◆ **Exercise prompt**
Where a line holds "juſqu", copy it.

◆ **Given information**
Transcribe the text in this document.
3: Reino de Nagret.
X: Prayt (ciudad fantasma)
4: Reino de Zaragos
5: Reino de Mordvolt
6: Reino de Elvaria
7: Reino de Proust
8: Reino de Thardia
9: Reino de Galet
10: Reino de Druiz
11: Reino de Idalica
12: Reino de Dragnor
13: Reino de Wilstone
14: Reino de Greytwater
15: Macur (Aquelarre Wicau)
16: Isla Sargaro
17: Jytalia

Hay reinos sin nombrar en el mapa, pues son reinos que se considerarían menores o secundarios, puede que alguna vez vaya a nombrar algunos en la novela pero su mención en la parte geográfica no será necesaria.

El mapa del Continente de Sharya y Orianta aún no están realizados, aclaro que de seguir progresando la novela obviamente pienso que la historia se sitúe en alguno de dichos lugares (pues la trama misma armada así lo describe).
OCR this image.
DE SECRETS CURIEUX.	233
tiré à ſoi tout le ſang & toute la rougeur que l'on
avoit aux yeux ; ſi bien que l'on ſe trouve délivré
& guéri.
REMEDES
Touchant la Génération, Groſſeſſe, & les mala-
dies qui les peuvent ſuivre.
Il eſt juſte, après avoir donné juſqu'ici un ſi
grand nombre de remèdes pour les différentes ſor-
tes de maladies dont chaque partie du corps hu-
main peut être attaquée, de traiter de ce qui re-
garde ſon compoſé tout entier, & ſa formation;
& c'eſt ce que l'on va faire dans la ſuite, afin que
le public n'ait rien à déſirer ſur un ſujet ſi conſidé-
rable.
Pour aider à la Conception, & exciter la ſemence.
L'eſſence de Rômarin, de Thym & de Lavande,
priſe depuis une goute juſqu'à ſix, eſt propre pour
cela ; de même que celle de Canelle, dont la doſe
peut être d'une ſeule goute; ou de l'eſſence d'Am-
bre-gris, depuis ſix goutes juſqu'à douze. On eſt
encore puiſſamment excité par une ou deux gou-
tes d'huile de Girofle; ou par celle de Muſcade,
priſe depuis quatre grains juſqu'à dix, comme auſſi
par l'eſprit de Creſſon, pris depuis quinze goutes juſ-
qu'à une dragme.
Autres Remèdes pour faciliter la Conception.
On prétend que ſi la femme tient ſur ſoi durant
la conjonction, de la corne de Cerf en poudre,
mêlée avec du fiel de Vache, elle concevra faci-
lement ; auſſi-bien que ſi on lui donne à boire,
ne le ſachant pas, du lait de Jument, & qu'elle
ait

◆ **Result for this exercise**
Il eſt juſte, après avoir donné juſqu'ici un ſi
priſe depuis une goute juſqu'à ſix, eſt propre pour
bre-gris, depuis ſix goutes juſqu'à douze. On eſt
priſe depuis quatre grains juſqu'à dix, comme auſſi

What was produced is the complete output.